Extracted data entries
------------------------------------------------------------

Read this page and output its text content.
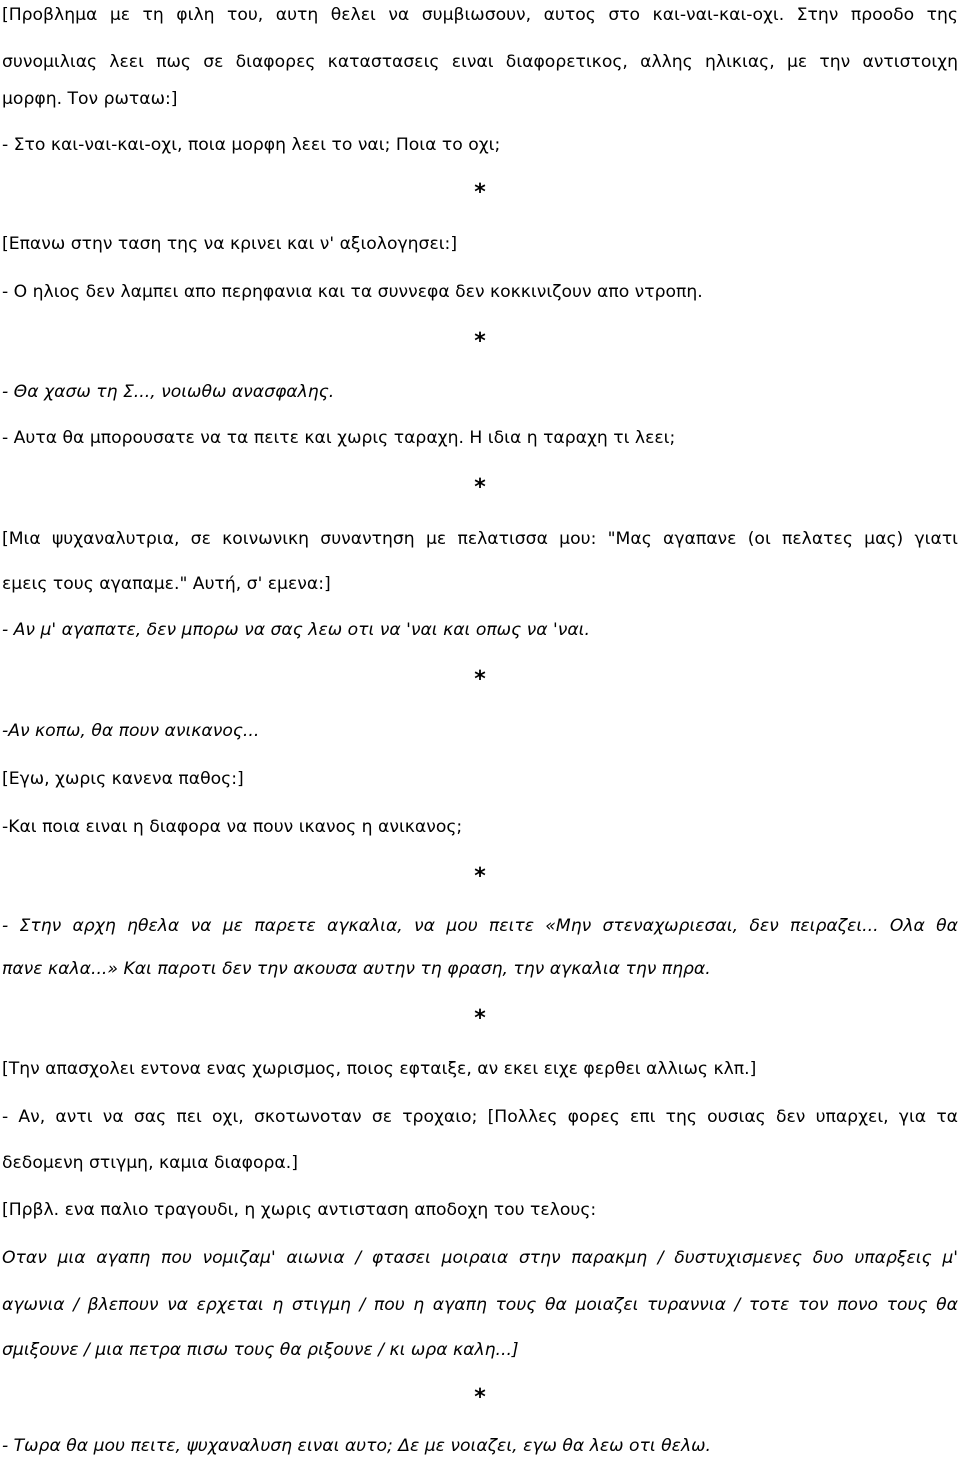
[Προβλημα με τη φιλη του, αυτη θελει να συμβιωσουν, αυτος στο και-ναι-και-οχι. Στην προοδο της
συνομιλιας λεει πως σε διαφορες καταστασεις ειναι διαφορετικος, αλλης ηλικιας, με την αντιστοιχη
μορφη. Τον ρωταω:]
- Στο και-ναι-και-οχι, ποια μορφη λεει το ναι; Ποια το οχι;
*
[Επανω στην ταση της να κρινει και ν' αξιολογησει:]
- Ο ηλιος δεν λαμπει απο περηφανια και τα συννεφα δεν κοκκινιζουν απο ντροπη.
*
- Θα χασω τη Σ..., νοιωθω ανασφαλης.
- Αυτα θα μπορουσατε να τα πειτε και χωρις ταραχη. Η ιδια η ταραχη τι λεει;
*
[Μια ψυχαναλυτρια, σε κοινωνικη συναντηση με πελατισσα μου: "Μας αγαπανε (οι πελατες μας) γιατι
εμεις τους αγαπαμε." Αυτή, σ' εμενα:]
- Αν μ' αγαπατε, δεν μπορω να σας λεω οτι να 'ναι και οπως να 'ναι.
*
-Αν κοπω, θα πουν ανικανος...
[Εγω, χωρις κανενα παθος:]
-Και ποια ειναι η διαφορα να πουν ικανος η ανικανος;
*
- Στην αρχη ηθελα να με παρετε αγκαλια, να μου πειτε «Μην στεναχωριεσαι, δεν πειραζει... Ολα θα
πανε καλα...» Και παροτι δεν την ακουσα αυτην τη φραση, την αγκαλια την πηρα.
*
[Την απασχολει εντονα ενας χωρισμος, ποιος εφταιξε, αν εκει ειχε φερθει αλλιως κλπ.]
- Αν, αντι να σας πει οχι, σκοτωνοταν σε τροχαιο; [Πολλες φορες επι της ουσιας δεν υπαρχει, για τα
δεδομενη στιγμη, καμια διαφορα.]
[Πρβλ. ενα παλιο τραγουδι, η χωρις αντισταση αποδοχη του τελους:
Οταν μια αγαπη που νομιζαμ' αιωνια / φτασει μοιραια στην παρακμη / δυστυχισμενες δυο υπαρξεις μ'
αγωνια / βλεπουν να ερχεται η στιγμη / που η αγαπη τους θα μοιαζει τυραννια / τοτε τον πονο τους θα
σμιξουνε / μια πετρα πισω τους θα ριξουνε / κι ωρα καλη...]
*
- Τωρα θα μου πειτε, ψυχαναλυση ειναι αυτο; Δε με νοιαζει, εγω θα λεω οτι θελω.
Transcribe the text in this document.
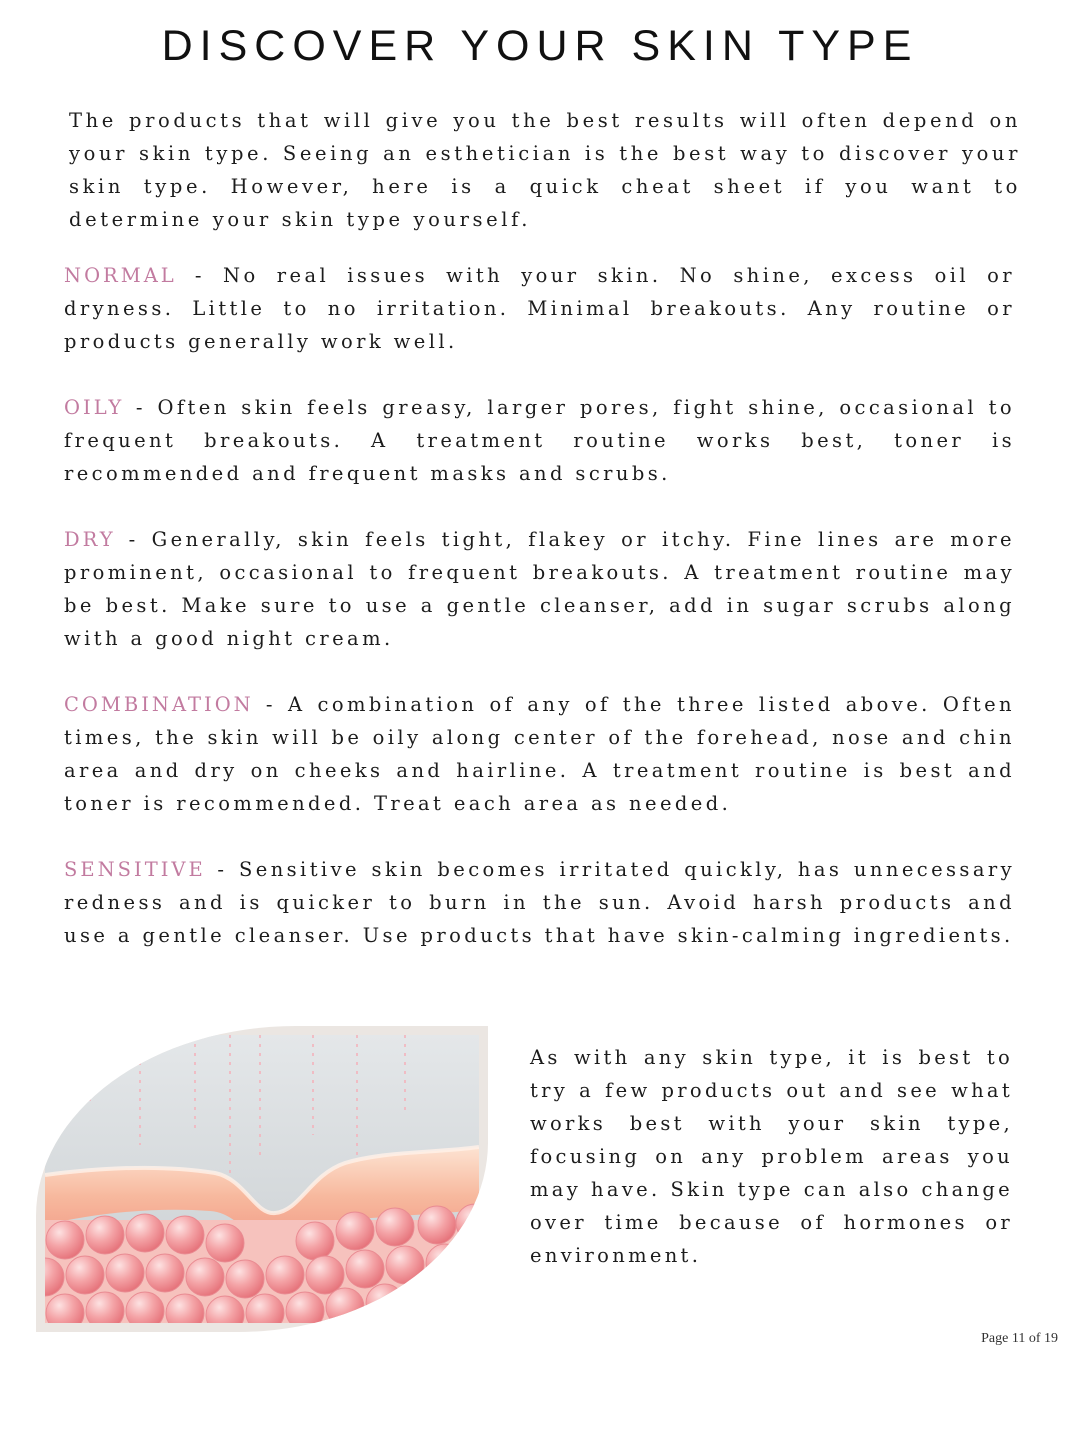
DISCOVER YOUR SKIN TYPE

The products that will give you the best results will often depend on your skin type. Seeing an esthetician is the best way to discover your skin type. However, here is a quick cheat sheet if you want to determine your skin type yourself.

NORMAL - No real issues with your skin. No shine, excess oil or dryness. Little to no irritation. Minimal breakouts. Any routine or products generally work well.

OILY - Often skin feels greasy, larger pores, fight shine, occasional to frequent breakouts. A treatment routine works best, toner is recommended and frequent masks and scrubs.

DRY - Generally, skin feels tight, flakey or itchy. Fine lines are more prominent, occasional to frequent breakouts. A treatment routine may be best. Make sure to use a gentle cleanser, add in sugar scrubs along with a good night cream.

COMBINATION - A combination of any of the three listed above. Often times, the skin will be oily along center of the forehead, nose and chin area and dry on cheeks and hairline. A treatment routine is best and toner is recommended. Treat each area as needed.

SENSITIVE - Sensitive skin becomes irritated quickly, has unnecessary redness and is quicker to burn in the sun. Avoid harsh products and use a gentle cleanser. Use products that have skin-calming ingredients.

As with any skin type, it is best to try a few products out and see what works best with your skin type, focusing on any problem areas you may have. Skin type can also change over time because of hormones or environment.

Page 11 of 19
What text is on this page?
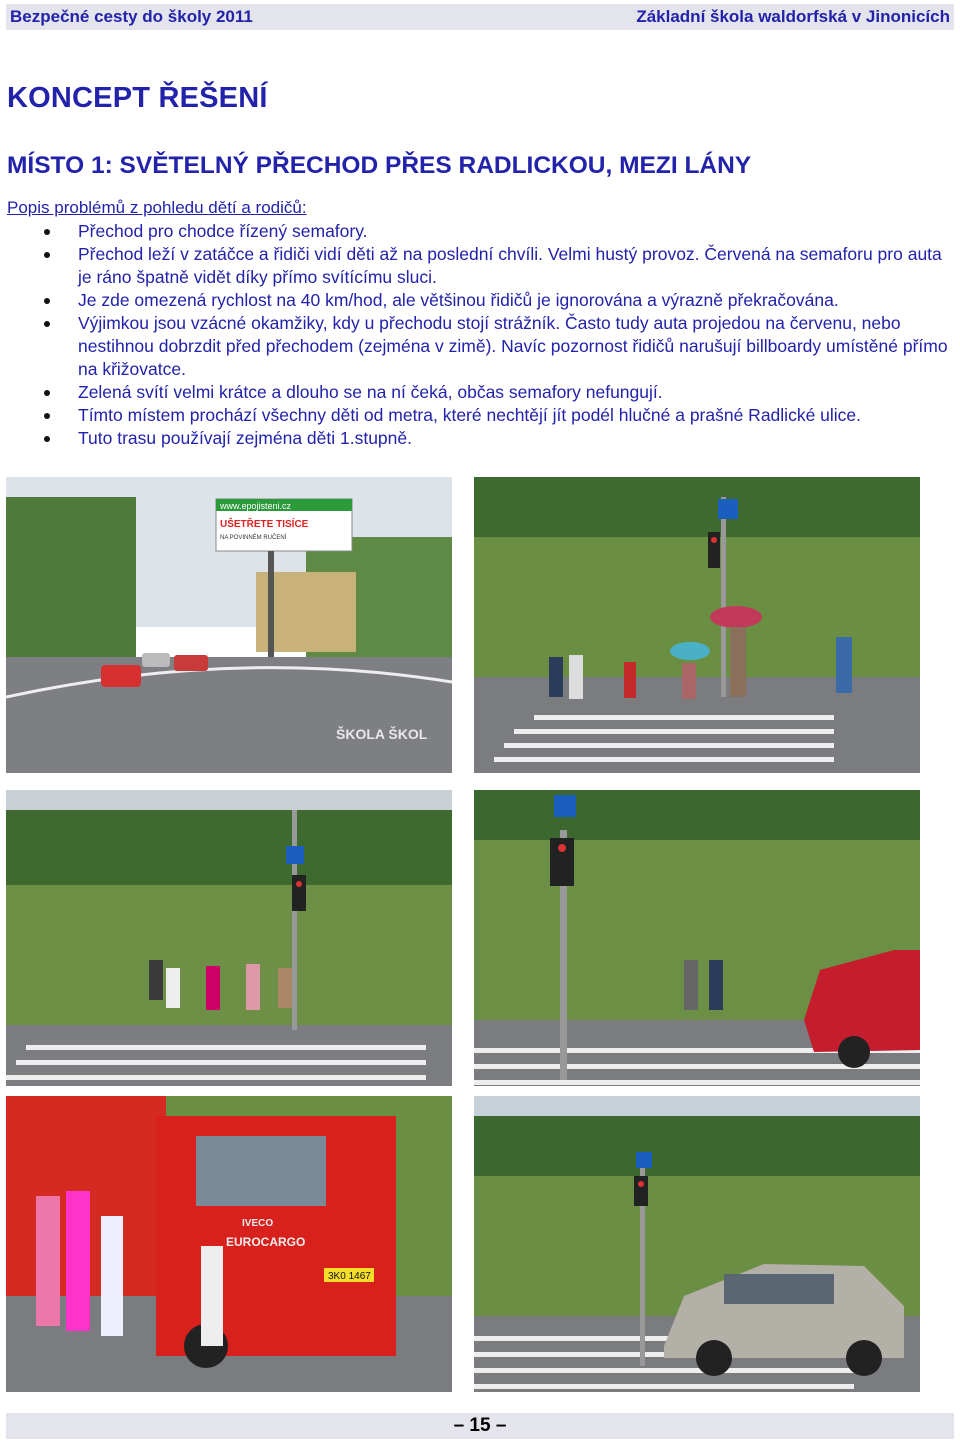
Bezpečné cesty do školy 2011	Základní škola waldorfská v Jinonicích
KONCEPT ŘEŠENÍ
MÍSTO 1: SVĚTELNÝ PŘECHOD PŘES RADLICKOU, MEZI LÁNY
Popis problémů z pohledu dětí a rodičů:
Přechod pro chodce řízený semafory.
Přechod leží v zatáčce a řidiči vidí děti až na poslední chvíli. Velmi hustý provoz. Červená na semaforu pro auta je ráno špatně vidět díky přímo svítícímu sluci.
Je zde omezená rychlost na 40 km/hod, ale většinou řidičů je ignorována a výrazně překračována.
Výjimkou jsou vzácné okamžiky, kdy u přechodu stojí strážník. Často tudy auta projedou na červenu, nebo nestihnou dobrzdit před přechodem (zejména v zimě). Navíc pozornost řidičů narušují billboardy umístěné přímo na křižovatce.
Zelená svítí velmi krátce a dlouho se na ní čeká, občas semafory nefungují.
Tímto místem prochází všechny děti od metra, které nechtějí jít podél hlučné a prašné Radlické ulice.
Tuto trasu používají zejména děti 1.stupně.
www.epojisteni.cz
UŠETŘETE TISÍCE
NA POVINNÉM RUČENÍ
ŠKOLA ŠKOL
EUROCARGO
IVECO
3K0 1467
– 15 –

------------------------------------------------------------

Restate each of the entries above word for word and skip every image.

Read this page and output its text content.
[Προβλημα με τη φιλη του, αυτη θελει να συμβιωσουν, αυτος στο και-ναι-και-οχι. Στην προοδο της
συνομιλιας λεει πως σε διαφορες καταστασεις ειναι διαφορετικος, αλλης ηλικιας, με την αντιστοιχη
μορφη. Τον ρωταω:]
- Στο και-ναι-και-οχι, ποια μορφη λεει το ναι; Ποια το οχι;
*
[Επανω στην ταση της να κρινει και ν' αξιολογησει:]
- Ο ηλιος δεν λαμπει απο περηφανια και τα συννεφα δεν κοκκινιζουν απο ντροπη.
*
- Θα χασω τη Σ..., νοιωθω ανασφαλης.
- Αυτα θα μπορουσατε να τα πειτε και χωρις ταραχη. Η ιδια η ταραχη τι λεει;
*
[Μια ψυχαναλυτρια, σε κοινωνικη συναντηση με πελατισσα μου: "Μας αγαπανε (οι πελατες μας) γιατι
εμεις τους αγαπαμε." Αυτή, σ' εμενα:]
- Αν μ' αγαπατε, δεν μπορω να σας λεω οτι να 'ναι και οπως να 'ναι.
*
-Αν κοπω, θα πουν ανικανος...
[Εγω, χωρις κανενα παθος:]
-Και ποια ειναι η διαφορα να πουν ικανος η ανικανος;
*
- Στην αρχη ηθελα να με παρετε αγκαλια, να μου πειτε «Μην στεναχωριεσαι, δεν πειραζει... Ολα θα
πανε καλα...» Και παροτι δεν την ακουσα αυτην τη φραση, την αγκαλια την πηρα.
*
[Την απασχολει εντονα ενας χωρισμος, ποιος εφταιξε, αν εκει ειχε φερθει αλλιως κλπ.]
- Αν, αντι να σας πει οχι, σκοτωνοταν σε τροχαιο; [Πολλες φορες επι της ουσιας δεν υπαρχει, για τα
δεδομενη στιγμη, καμια διαφορα.]
[Πρβλ. ενα παλιο τραγουδι, η χωρις αντισταση αποδοχη του τελους:
Οταν μια αγαπη που νομιζαμ' αιωνια / φτασει μοιραια στην παρακμη / δυστυχισμενες δυο υπαρξεις μ'
αγωνια / βλεπουν να ερχεται η στιγμη / που η αγαπη τους θα μοιαζει τυραννια / τοτε τον πονο τους θα
σμιξουνε / μια πετρα πισω τους θα ριξουνε / κι ωρα καλη...]
*
- Τωρα θα μου πειτε, ψυχαναλυση ειναι αυτο; Δε με νοιαζει, εγω θα λεω οτι θελω.
Transcribe the text in this document.
DISCOVER YOUR SKIN TYPE

The products that will give you the best results will often depend on your skin type. Seeing an esthetician is the best way to discover your skin type. However, here is a quick cheat sheet if you want to determine your skin type yourself.

NORMAL - No real issues with your skin. No shine, excess oil or dryness. Little to no irritation. Minimal breakouts. Any routine or products generally work well.

OILY - Often skin feels greasy, larger pores, fight shine, occasional to frequent breakouts. A treatment routine works best, toner is recommended and frequent masks and scrubs.

DRY - Generally, skin feels tight, flakey or itchy. Fine lines are more prominent, occasional to frequent breakouts. A treatment routine may be best. Make sure to use a gentle cleanser, add in sugar scrubs along with a good night cream.

COMBINATION - A combination of any of the three listed above. Often times, the skin will be oily along center of the forehead, nose and chin area and dry on cheeks and hairline. A treatment routine is best and toner is recommended. Treat each area as needed.

SENSITIVE - Sensitive skin becomes irritated quickly, has unnecessary redness and is quicker to burn in the sun. Avoid harsh products and use a gentle cleanser. Use products that have skin-calming ingredients.

As with any skin type, it is best to try a few products out and see what works best with your skin type, focusing on any problem areas you may have. Skin type can also change over time because of hormones or environment.

Page 11 of 19
What text is on this page?
Bezpečné cesty do školy 2011	Základní škola waldorfská v Jinonicích
KONCEPT ŘEŠENÍ
MÍSTO 1: SVĚTELNÝ PŘECHOD PŘES RADLICKOU, MEZI LÁNY
Popis problémů z pohledu dětí a rodičů:
Přechod pro chodce řízený semafory.
Přechod leží v zatáčce a řidiči vidí děti až na poslední chvíli. Velmi hustý provoz. Červená na semaforu pro auta je ráno špatně vidět díky přímo svítícímu sluci.
Je zde omezená rychlost na 40 km/hod, ale většinou řidičů je ignorována a výrazně překračována.
Výjimkou jsou vzácné okamžiky, kdy u přechodu stojí strážník. Často tudy auta projedou na červenu, nebo nestihnou dobrzdit před přechodem (zejména v zimě). Navíc pozornost řidičů narušují billboardy umístěné přímo na křižovatce.
Zelená svítí velmi krátce a dlouho se na ní čeká, občas semafory nefungují.
Tímto místem prochází všechny děti od metra, které nechtějí jít podél hlučné a prašné Radlické ulice.
Tuto trasu používají zejména děti 1.stupně.
www.epojisteni.cz
UŠETŘETE TISÍCE
NA POVINNÉM RUČENÍ
ŠKOLA ŠKOL
EUROCARGO
IVECO
3K0 1467
– 15 –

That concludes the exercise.